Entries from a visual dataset
------------------------------

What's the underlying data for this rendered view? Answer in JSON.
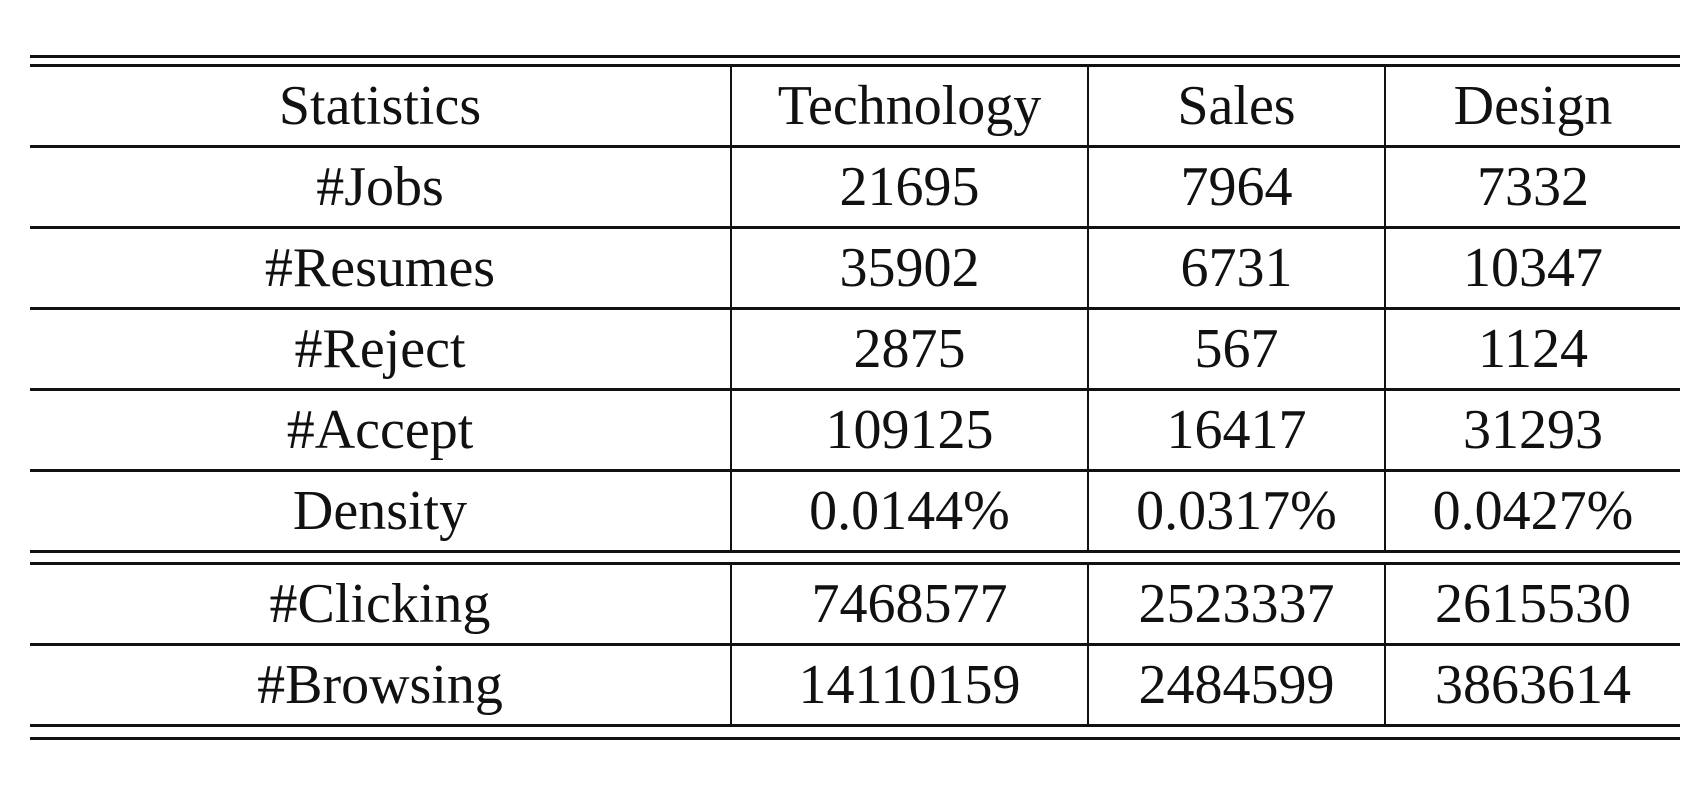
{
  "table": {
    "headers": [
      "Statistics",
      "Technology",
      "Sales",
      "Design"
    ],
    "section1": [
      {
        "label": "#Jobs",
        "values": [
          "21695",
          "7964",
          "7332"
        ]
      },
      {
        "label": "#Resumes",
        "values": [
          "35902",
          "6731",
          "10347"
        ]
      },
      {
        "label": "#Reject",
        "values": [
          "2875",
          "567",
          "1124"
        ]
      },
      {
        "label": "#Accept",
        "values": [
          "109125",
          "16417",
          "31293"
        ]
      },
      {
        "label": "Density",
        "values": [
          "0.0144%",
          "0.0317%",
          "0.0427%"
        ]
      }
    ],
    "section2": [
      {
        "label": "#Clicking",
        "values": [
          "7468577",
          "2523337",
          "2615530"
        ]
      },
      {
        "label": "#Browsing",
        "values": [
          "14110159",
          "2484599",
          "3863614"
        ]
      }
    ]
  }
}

------------------------------

What the exercise asks: In this exercise, set down all of the data exactly, without the pictures.

Task output:
What's the underlying data for this rendered view? Answer in JSON.
{
  "table": {
    "headers": [
      "Statistics",
      "Technology",
      "Sales",
      "Design"
    ],
    "section1": [
      {
        "label": "#Jobs",
        "values": [
          "21695",
          "7964",
          "7332"
        ]
      },
      {
        "label": "#Resumes",
        "values": [
          "35902",
          "6731",
          "10347"
        ]
      },
      {
        "label": "#Reject",
        "values": [
          "2875",
          "567",
          "1124"
        ]
      },
      {
        "label": "#Accept",
        "values": [
          "109125",
          "16417",
          "31293"
        ]
      },
      {
        "label": "Density",
        "values": [
          "0.0144%",
          "0.0317%",
          "0.0427%"
        ]
      }
    ],
    "section2": [
      {
        "label": "#Clicking",
        "values": [
          "7468577",
          "2523337",
          "2615530"
        ]
      },
      {
        "label": "#Browsing",
        "values": [
          "14110159",
          "2484599",
          "3863614"
        ]
      }
    ]
  }
}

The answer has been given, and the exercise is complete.